▸ TEXT SEGMENT:
▼▼▼
Researching traits of early hominids is an incredibly important process as it is essentially finding the missing piece of the puzzle that tells us where we, as a species, derive from.
Something interesting I found from this week is that our evolution has not been one constantly morphing species change from chimpanzees to humans. I liked how it was explained in one of the videos that we should think of it more as a tree instead of a direct line. There are multiple “branches” that may have originated from the same species that we did that have since gone extinct such as the paranthropus- the main characteristic of this species being its prominent jaw line.
Dental histories are a massive part in explaining where we come from, as they can not only depict what facial features may have looked like, but also can give an inclination as to the species’ eating habits. For example, the paranthropus’ jaw suggests that the mammal had an enormous amount of power when it bit down. This, accompanied by their relatively small front teeth and non-projecting canines, suggests that the mammal needed to crush its food rather than tear it off. It also creates a picture of a more robust form with a large face.
Another characteristic that is key when discussing the differences between our ancestors and how they have developed is bipedalism- one of the first defining traits that breaks off from the lineage of chimpanzees. One way to determine whether a species is a biped or not is their forman magnum. If this is located toward the back of the skull, it can be assumed that the animal walked on all fours due to the fact that their spinal cord (and therefore the rest of their body) was behind them. If, however, it is located on the bottom of the skull (as ours is), it can be assumed that they were bipedal due to the fact that their body was underneath them.
▲▲▲
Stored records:
▼▼▼
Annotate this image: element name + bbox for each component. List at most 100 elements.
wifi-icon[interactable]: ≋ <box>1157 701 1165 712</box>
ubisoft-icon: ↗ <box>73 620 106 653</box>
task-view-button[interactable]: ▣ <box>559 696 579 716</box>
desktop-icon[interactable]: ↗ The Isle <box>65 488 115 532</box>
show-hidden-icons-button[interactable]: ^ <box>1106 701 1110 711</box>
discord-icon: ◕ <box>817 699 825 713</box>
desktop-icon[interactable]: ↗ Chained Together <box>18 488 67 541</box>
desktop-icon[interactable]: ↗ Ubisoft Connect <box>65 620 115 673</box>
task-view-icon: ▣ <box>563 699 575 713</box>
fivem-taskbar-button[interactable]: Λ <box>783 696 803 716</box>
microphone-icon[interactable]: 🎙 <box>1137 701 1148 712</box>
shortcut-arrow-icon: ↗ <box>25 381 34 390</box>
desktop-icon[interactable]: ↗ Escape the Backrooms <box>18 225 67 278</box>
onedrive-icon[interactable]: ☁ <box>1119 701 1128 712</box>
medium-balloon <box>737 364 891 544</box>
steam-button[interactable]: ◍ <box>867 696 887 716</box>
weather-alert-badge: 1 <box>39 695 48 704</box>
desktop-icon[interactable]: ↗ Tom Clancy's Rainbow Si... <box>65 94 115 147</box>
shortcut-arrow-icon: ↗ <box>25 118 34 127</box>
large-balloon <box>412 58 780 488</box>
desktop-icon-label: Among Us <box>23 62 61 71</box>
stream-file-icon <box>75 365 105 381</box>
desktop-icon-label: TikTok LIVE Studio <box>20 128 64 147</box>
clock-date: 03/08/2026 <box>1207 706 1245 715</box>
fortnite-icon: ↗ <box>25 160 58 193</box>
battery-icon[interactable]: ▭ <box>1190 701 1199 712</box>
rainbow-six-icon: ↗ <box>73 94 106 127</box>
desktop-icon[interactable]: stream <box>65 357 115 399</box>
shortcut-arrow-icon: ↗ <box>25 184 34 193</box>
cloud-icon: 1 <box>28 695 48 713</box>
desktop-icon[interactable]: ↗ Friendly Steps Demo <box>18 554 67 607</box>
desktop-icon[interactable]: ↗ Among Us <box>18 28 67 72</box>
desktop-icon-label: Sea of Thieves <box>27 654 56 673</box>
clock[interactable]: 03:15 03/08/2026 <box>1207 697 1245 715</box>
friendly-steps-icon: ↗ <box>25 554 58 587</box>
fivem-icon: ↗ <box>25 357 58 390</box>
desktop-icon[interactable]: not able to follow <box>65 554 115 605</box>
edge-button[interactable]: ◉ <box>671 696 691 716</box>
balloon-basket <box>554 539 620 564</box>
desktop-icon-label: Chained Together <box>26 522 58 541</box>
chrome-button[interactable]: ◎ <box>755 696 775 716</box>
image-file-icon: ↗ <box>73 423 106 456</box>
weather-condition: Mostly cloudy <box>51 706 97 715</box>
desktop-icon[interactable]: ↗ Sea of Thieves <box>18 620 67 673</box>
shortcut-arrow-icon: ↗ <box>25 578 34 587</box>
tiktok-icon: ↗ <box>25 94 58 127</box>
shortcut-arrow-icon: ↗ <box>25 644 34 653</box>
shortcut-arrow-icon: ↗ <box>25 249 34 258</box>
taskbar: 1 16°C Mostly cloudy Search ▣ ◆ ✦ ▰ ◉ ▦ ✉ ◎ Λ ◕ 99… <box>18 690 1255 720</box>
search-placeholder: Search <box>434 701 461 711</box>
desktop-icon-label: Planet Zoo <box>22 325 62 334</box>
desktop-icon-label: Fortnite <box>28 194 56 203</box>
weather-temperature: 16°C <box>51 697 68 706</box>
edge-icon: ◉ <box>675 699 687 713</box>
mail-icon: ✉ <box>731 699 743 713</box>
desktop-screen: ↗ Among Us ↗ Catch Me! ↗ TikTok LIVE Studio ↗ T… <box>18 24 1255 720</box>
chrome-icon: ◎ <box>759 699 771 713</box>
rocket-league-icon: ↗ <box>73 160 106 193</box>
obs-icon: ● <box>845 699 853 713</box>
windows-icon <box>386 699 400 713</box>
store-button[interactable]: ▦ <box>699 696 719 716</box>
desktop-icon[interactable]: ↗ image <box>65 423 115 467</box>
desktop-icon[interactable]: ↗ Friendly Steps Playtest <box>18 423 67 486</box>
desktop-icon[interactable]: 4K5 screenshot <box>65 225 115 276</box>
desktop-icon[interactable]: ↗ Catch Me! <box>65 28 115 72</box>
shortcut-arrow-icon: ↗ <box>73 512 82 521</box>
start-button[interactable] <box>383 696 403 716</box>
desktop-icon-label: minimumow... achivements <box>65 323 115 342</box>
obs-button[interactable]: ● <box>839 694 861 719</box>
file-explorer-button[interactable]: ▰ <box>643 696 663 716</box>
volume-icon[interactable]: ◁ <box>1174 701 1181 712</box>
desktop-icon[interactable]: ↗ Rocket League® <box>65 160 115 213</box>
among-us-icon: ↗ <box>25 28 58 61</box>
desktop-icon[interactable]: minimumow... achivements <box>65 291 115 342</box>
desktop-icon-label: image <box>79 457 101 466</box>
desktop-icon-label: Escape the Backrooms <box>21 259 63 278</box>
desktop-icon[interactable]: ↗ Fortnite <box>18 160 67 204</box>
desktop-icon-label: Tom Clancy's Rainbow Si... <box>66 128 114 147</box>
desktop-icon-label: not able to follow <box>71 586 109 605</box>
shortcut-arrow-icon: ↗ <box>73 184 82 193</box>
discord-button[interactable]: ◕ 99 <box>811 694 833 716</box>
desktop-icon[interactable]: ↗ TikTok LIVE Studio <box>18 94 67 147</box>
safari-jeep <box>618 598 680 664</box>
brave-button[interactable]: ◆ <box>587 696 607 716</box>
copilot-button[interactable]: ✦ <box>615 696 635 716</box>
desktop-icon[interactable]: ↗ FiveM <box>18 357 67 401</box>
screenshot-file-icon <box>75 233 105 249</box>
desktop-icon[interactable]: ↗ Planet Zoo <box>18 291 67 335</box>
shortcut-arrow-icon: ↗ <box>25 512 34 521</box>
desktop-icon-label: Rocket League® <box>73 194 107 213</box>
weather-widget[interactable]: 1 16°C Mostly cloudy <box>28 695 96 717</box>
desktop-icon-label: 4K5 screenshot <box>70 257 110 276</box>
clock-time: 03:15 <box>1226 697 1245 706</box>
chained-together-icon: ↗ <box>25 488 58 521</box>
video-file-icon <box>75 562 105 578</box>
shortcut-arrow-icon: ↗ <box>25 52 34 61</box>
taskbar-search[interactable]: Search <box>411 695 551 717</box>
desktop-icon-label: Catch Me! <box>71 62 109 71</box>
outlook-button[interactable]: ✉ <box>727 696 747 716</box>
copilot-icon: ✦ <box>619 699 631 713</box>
▲▲▲
▸ WORK ORDER: Reproduce the full passage on early hominid traits word for word, from its first sentence to its last.

▸ REPLY:
Researching traits of early hominids is an incredibly important process as it is essentially finding the missing piece of the puzzle that tells us where we, as a species, derive from.
Something interesting I found from this week is that our evolution has not been one constantly morphing species change from chimpanzees to humans. I liked how it was explained in one of the videos that we should think of it more as a tree instead of a direct line. There are multiple “branches” that may have originated from the same species that we did that have since gone extinct such as the paranthropus- the main characteristic of this species being its prominent jaw line.
Dental histories are a massive part in explaining where we come from, as they can not only depict what facial features may have looked like, but also can give an inclination as to the species’ eating habits. For example, the paranthropus’ jaw suggests that the mammal had an enormous amount of power when it bit down. This, accompanied by their relatively small front teeth and non-projecting canines, suggests that the mammal needed to crush its food rather than tear it off. It also creates a picture of a more robust form with a large face.
Another characteristic that is key when discussing the differences between our ancestors and how they have developed is bipedalism- one of the first defining traits that breaks off from the lineage of chimpanzees. One way to determine whether a species is a biped or not is their forman magnum. If this is located toward the back of the skull, it can be assumed that the animal walked on all fours due to the fact that their spinal cord (and therefore the rest of their body) was behind them. If, however, it is located on the bottom of the skull (as ours is), it can be assumed that they were bipedal due to the fact that their body was underneath them.